A block of data:

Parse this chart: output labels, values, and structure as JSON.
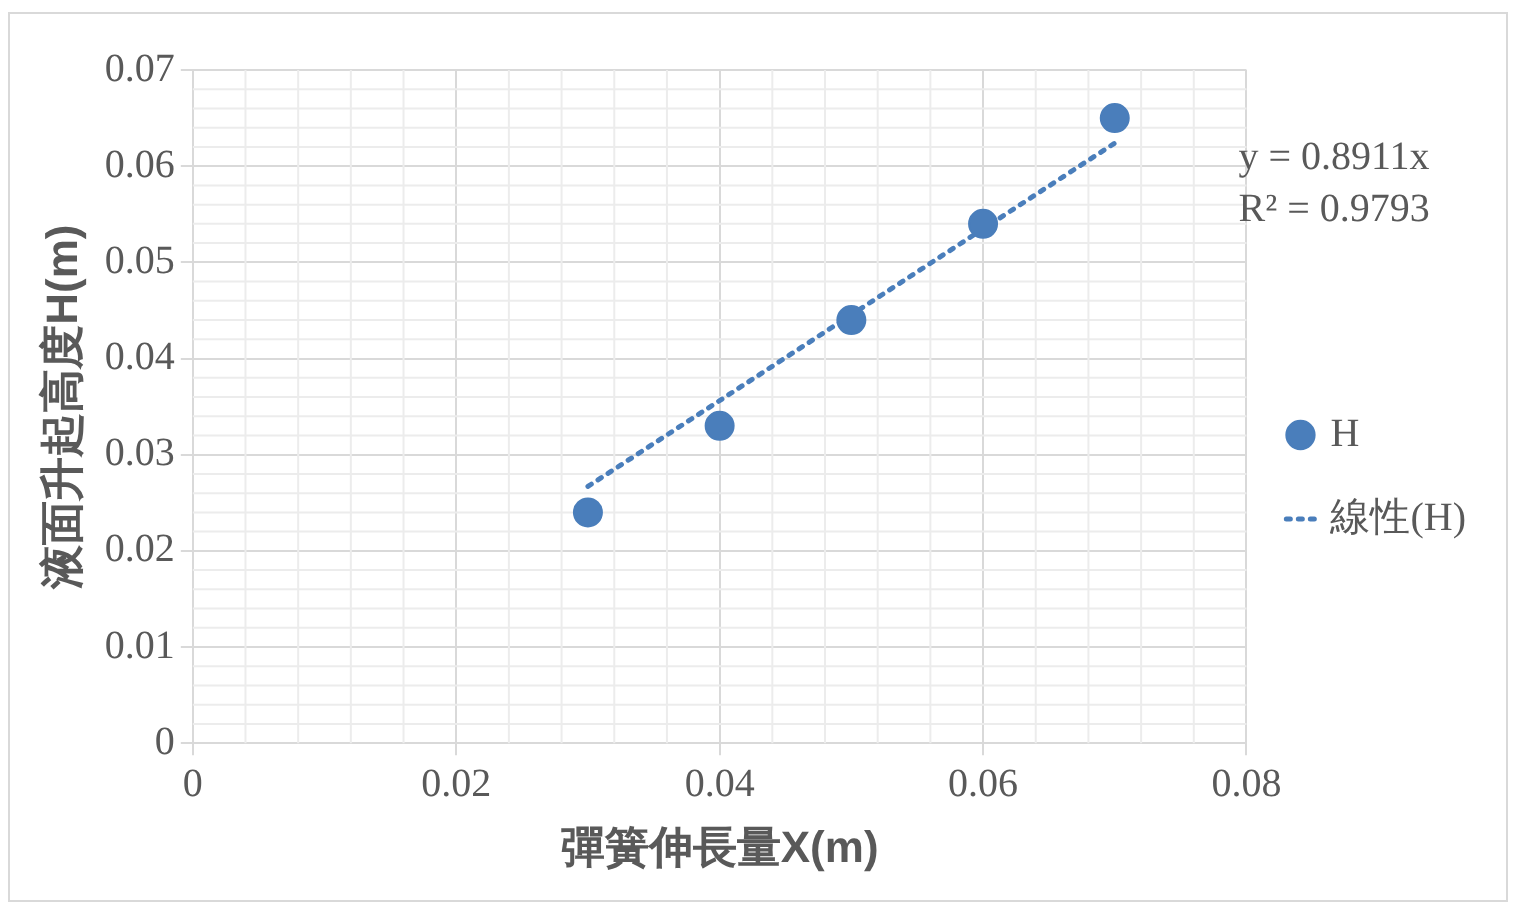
{
  "chart_data": {
    "type": "scatter",
    "xlabel": "彈簧伸長量X(m)",
    "ylabel": "液面升起高度H(m)",
    "xlim": [
      0,
      0.08
    ],
    "xticks": [
      0,
      0.02,
      0.04,
      0.06,
      0.08
    ],
    "ylim": [
      0,
      0.07
    ],
    "yticks": [
      0,
      0.01,
      0.02,
      0.03,
      0.04,
      0.05,
      0.06,
      0.07
    ],
    "grid": true,
    "legend": "right",
    "annotations": [
      "y = 0.8911x",
      "R² = 0.9793"
    ],
    "series": [
      {
        "name": "H",
        "color": "#4a7ebb",
        "marker": "circle",
        "x": [
          0.03,
          0.04,
          0.05,
          0.06,
          0.07
        ],
        "values": [
          0.024,
          0.033,
          0.044,
          0.054,
          0.065
        ]
      },
      {
        "name": "線性(H)",
        "type": "line",
        "color": "#4a7ebb",
        "marker": "none",
        "line_style": "dotted",
        "x": [
          0.03,
          0.07
        ],
        "values": [
          0.0267,
          0.0624
        ]
      }
    ]
  }
}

Required work:
Using the records above, retype everything exactly except the pictures.

Correct output:
Parse this chart: output labels, values, and structure as JSON.
{
  "chart_data": {
    "type": "scatter",
    "xlabel": "彈簧伸長量X(m)",
    "ylabel": "液面升起高度H(m)",
    "xlim": [
      0,
      0.08
    ],
    "xticks": [
      0,
      0.02,
      0.04,
      0.06,
      0.08
    ],
    "ylim": [
      0,
      0.07
    ],
    "yticks": [
      0,
      0.01,
      0.02,
      0.03,
      0.04,
      0.05,
      0.06,
      0.07
    ],
    "grid": true,
    "legend": "right",
    "annotations": [
      "y = 0.8911x",
      "R² = 0.9793"
    ],
    "series": [
      {
        "name": "H",
        "color": "#4a7ebb",
        "marker": "circle",
        "x": [
          0.03,
          0.04,
          0.05,
          0.06,
          0.07
        ],
        "values": [
          0.024,
          0.033,
          0.044,
          0.054,
          0.065
        ]
      },
      {
        "name": "線性(H)",
        "type": "line",
        "color": "#4a7ebb",
        "marker": "none",
        "line_style": "dotted",
        "x": [
          0.03,
          0.07
        ],
        "values": [
          0.0267,
          0.0624
        ]
      }
    ]
  }
}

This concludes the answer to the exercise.